PROBLEM STATEMENT: Each line should be copied exactly.

___

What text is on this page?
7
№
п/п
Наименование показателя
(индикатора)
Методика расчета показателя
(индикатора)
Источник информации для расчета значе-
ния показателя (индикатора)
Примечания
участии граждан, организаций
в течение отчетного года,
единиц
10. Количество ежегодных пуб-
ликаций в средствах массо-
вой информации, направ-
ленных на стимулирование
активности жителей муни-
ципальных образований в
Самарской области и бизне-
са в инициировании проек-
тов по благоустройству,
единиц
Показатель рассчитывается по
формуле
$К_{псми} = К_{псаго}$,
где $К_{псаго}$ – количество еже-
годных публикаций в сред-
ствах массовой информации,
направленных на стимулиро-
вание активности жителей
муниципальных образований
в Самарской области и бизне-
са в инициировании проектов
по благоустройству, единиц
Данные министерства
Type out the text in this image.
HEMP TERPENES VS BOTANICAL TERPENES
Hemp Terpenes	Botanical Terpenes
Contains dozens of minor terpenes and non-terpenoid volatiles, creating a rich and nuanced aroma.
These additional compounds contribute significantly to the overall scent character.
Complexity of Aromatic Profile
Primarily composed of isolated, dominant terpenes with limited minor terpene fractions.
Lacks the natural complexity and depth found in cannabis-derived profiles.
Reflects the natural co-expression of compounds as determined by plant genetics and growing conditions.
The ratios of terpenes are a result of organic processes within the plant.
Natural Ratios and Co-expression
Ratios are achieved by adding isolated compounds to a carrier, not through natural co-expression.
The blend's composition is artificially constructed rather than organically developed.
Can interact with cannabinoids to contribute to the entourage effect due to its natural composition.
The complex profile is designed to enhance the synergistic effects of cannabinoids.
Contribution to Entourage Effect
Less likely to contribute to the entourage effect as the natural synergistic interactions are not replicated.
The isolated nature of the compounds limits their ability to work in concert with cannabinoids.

___

REPLY:
What text is on this page?
7
№
п/п
Наименование показателя
(индикатора)
Методика расчета показателя
(индикатора)
Источник информации для расчета значе-
ния показателя (индикатора)
Примечания
участии граждан, организаций
в течение отчетного года,
единиц
10. Количество ежегодных пуб-
ликаций в средствах массо-
вой информации, направ-
ленных на стимулирование
активности жителей муни-
ципальных образований в
Самарской области и бизне-
са в инициировании проек-
тов по благоустройству,
единиц
Показатель рассчитывается по
формуле
$К_{псми} = К_{псаго}$,
где $К_{псаго}$ – количество еже-
годных публикаций в сред-
ствах массовой информации,
направленных на стимулиро-
вание активности жителей
муниципальных образований
в Самарской области и бизне-
са в инициировании проектов
по благоустройству, единиц
Данные министерства
Type out the text in this image.
HEMP TERPENES VS BOTANICAL TERPENES
Hemp Terpenes	Botanical Terpenes
Contains dozens of minor terpenes and non-terpenoid volatiles, creating a rich and nuanced aroma.
These additional compounds contribute significantly to the overall scent character.
Complexity of Aromatic Profile
Primarily composed of isolated, dominant terpenes with limited minor terpene fractions.
Lacks the natural complexity and depth found in cannabis-derived profiles.
Reflects the natural co-expression of compounds as determined by plant genetics and growing conditions.
The ratios of terpenes are a result of organic processes within the plant.
Natural Ratios and Co-expression
Ratios are achieved by adding isolated compounds to a carrier, not through natural co-expression.
The blend's composition is artificially constructed rather than organically developed.
Can interact with cannabinoids to contribute to the entourage effect due to its natural composition.
The complex profile is designed to enhance the synergistic effects of cannabinoids.
Contribution to Entourage Effect
Less likely to contribute to the entourage effect as the natural synergistic interactions are not replicated.
The isolated nature of the compounds limits their ability to work in concert with cannabinoids.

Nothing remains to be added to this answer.